§ **WHAT IS BEING ASKED**: All of the data below must be repeated exactly.

§ **SUPPLIED MATERIAL**:
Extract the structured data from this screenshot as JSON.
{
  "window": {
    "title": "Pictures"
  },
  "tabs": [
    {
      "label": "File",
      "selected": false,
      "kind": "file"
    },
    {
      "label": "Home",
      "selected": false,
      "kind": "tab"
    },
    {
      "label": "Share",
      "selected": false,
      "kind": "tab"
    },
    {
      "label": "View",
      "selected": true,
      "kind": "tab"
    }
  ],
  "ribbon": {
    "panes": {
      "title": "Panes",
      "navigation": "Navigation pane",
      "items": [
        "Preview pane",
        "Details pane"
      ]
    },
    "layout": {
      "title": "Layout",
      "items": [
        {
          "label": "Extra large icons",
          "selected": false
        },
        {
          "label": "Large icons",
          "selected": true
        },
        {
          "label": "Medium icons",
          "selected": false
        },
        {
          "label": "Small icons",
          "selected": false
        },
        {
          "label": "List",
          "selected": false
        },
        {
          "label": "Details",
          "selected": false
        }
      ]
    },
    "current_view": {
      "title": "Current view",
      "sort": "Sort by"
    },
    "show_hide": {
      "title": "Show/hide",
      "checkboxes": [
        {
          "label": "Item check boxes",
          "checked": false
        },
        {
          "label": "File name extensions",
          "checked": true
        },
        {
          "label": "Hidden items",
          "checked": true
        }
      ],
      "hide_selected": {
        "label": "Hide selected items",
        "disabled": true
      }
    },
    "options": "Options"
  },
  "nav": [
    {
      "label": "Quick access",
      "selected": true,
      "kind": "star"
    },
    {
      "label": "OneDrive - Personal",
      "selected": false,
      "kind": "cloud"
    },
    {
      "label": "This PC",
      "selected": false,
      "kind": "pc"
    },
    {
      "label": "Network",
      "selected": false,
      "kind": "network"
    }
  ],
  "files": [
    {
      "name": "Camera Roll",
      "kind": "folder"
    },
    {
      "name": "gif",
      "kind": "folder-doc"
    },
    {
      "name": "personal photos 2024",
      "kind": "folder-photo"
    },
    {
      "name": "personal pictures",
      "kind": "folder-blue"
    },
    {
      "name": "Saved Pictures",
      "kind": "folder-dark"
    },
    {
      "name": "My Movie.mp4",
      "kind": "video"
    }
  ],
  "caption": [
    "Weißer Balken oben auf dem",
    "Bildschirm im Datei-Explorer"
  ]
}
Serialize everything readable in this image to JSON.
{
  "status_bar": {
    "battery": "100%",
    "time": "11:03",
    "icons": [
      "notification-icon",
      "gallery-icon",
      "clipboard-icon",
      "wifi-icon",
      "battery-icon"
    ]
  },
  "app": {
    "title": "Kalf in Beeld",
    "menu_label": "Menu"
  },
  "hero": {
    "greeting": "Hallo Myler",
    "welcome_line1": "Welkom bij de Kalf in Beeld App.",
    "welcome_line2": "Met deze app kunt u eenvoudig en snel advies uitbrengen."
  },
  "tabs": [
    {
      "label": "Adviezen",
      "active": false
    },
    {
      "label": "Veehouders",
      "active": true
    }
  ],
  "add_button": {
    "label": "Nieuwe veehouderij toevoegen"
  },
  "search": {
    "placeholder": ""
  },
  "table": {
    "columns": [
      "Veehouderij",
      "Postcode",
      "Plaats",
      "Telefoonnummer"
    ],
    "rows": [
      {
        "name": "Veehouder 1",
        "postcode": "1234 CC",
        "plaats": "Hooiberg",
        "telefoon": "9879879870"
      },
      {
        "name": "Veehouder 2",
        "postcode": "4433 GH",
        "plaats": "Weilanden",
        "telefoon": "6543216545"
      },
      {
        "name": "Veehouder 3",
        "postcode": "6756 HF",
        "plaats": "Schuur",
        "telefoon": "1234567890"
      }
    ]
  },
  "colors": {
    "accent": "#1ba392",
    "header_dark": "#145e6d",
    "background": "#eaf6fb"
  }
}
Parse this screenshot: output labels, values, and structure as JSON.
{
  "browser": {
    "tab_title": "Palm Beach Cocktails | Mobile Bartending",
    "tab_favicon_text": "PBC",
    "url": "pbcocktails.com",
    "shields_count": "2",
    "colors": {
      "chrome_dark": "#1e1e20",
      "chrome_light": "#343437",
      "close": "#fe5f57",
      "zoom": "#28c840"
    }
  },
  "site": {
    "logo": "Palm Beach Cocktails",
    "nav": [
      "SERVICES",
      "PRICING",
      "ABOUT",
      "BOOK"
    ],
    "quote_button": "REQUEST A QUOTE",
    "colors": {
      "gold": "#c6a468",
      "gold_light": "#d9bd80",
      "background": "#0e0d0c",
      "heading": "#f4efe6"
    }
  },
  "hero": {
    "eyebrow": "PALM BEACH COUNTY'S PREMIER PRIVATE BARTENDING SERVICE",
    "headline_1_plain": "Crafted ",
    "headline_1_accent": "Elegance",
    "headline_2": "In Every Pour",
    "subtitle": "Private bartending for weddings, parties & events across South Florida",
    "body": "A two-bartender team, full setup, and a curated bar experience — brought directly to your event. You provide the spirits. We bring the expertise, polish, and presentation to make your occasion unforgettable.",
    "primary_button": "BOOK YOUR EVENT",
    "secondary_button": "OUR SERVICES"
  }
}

§ **PROBLEM SOLUTION**:
Extract the structured data from this screenshot as JSON.
{
  "window": {
    "title": "Pictures"
  },
  "tabs": [
    {
      "label": "File",
      "selected": false,
      "kind": "file"
    },
    {
      "label": "Home",
      "selected": false,
      "kind": "tab"
    },
    {
      "label": "Share",
      "selected": false,
      "kind": "tab"
    },
    {
      "label": "View",
      "selected": true,
      "kind": "tab"
    }
  ],
  "ribbon": {
    "panes": {
      "title": "Panes",
      "navigation": "Navigation pane",
      "items": [
        "Preview pane",
        "Details pane"
      ]
    },
    "layout": {
      "title": "Layout",
      "items": [
        {
          "label": "Extra large icons",
          "selected": false
        },
        {
          "label": "Large icons",
          "selected": true
        },
        {
          "label": "Medium icons",
          "selected": false
        },
        {
          "label": "Small icons",
          "selected": false
        },
        {
          "label": "List",
          "selected": false
        },
        {
          "label": "Details",
          "selected": false
        }
      ]
    },
    "current_view": {
      "title": "Current view",
      "sort": "Sort by"
    },
    "show_hide": {
      "title": "Show/hide",
      "checkboxes": [
        {
          "label": "Item check boxes",
          "checked": false
        },
        {
          "label": "File name extensions",
          "checked": true
        },
        {
          "label": "Hidden items",
          "checked": true
        }
      ],
      "hide_selected": {
        "label": "Hide selected items",
        "disabled": true
      }
    },
    "options": "Options"
  },
  "nav": [
    {
      "label": "Quick access",
      "selected": true,
      "kind": "star"
    },
    {
      "label": "OneDrive - Personal",
      "selected": false,
      "kind": "cloud"
    },
    {
      "label": "This PC",
      "selected": false,
      "kind": "pc"
    },
    {
      "label": "Network",
      "selected": false,
      "kind": "network"
    }
  ],
  "files": [
    {
      "name": "Camera Roll",
      "kind": "folder"
    },
    {
      "name": "gif",
      "kind": "folder-doc"
    },
    {
      "name": "personal photos 2024",
      "kind": "folder-photo"
    },
    {
      "name": "personal pictures",
      "kind": "folder-blue"
    },
    {
      "name": "Saved Pictures",
      "kind": "folder-dark"
    },
    {
      "name": "My Movie.mp4",
      "kind": "video"
    }
  ],
  "caption": [
    "Weißer Balken oben auf dem",
    "Bildschirm im Datei-Explorer"
  ]
}
Serialize everything readable in this image to JSON.
{
  "status_bar": {
    "battery": "100%",
    "time": "11:03",
    "icons": [
      "notification-icon",
      "gallery-icon",
      "clipboard-icon",
      "wifi-icon",
      "battery-icon"
    ]
  },
  "app": {
    "title": "Kalf in Beeld",
    "menu_label": "Menu"
  },
  "hero": {
    "greeting": "Hallo Myler",
    "welcome_line1": "Welkom bij de Kalf in Beeld App.",
    "welcome_line2": "Met deze app kunt u eenvoudig en snel advies uitbrengen."
  },
  "tabs": [
    {
      "label": "Adviezen",
      "active": false
    },
    {
      "label": "Veehouders",
      "active": true
    }
  ],
  "add_button": {
    "label": "Nieuwe veehouderij toevoegen"
  },
  "search": {
    "placeholder": ""
  },
  "table": {
    "columns": [
      "Veehouderij",
      "Postcode",
      "Plaats",
      "Telefoonnummer"
    ],
    "rows": [
      {
        "name": "Veehouder 1",
        "postcode": "1234 CC",
        "plaats": "Hooiberg",
        "telefoon": "9879879870"
      },
      {
        "name": "Veehouder 2",
        "postcode": "4433 GH",
        "plaats": "Weilanden",
        "telefoon": "6543216545"
      },
      {
        "name": "Veehouder 3",
        "postcode": "6756 HF",
        "plaats": "Schuur",
        "telefoon": "1234567890"
      }
    ]
  },
  "colors": {
    "accent": "#1ba392",
    "header_dark": "#145e6d",
    "background": "#eaf6fb"
  }
}
Parse this screenshot: output labels, values, and structure as JSON.
{
  "browser": {
    "tab_title": "Palm Beach Cocktails | Mobile Bartending",
    "tab_favicon_text": "PBC",
    "url": "pbcocktails.com",
    "shields_count": "2",
    "colors": {
      "chrome_dark": "#1e1e20",
      "chrome_light": "#343437",
      "close": "#fe5f57",
      "zoom": "#28c840"
    }
  },
  "site": {
    "logo": "Palm Beach Cocktails",
    "nav": [
      "SERVICES",
      "PRICING",
      "ABOUT",
      "BOOK"
    ],
    "quote_button": "REQUEST A QUOTE",
    "colors": {
      "gold": "#c6a468",
      "gold_light": "#d9bd80",
      "background": "#0e0d0c",
      "heading": "#f4efe6"
    }
  },
  "hero": {
    "eyebrow": "PALM BEACH COUNTY'S PREMIER PRIVATE BARTENDING SERVICE",
    "headline_1_plain": "Crafted ",
    "headline_1_accent": "Elegance",
    "headline_2": "In Every Pour",
    "subtitle": "Private bartending for weddings, parties & events across South Florida",
    "body": "A two-bartender team, full setup, and a curated bar experience — brought directly to your event. You provide the spirits. We bring the expertise, polish, and presentation to make your occasion unforgettable.",
    "primary_button": "BOOK YOUR EVENT",
    "secondary_button": "OUR SERVICES"
  }
}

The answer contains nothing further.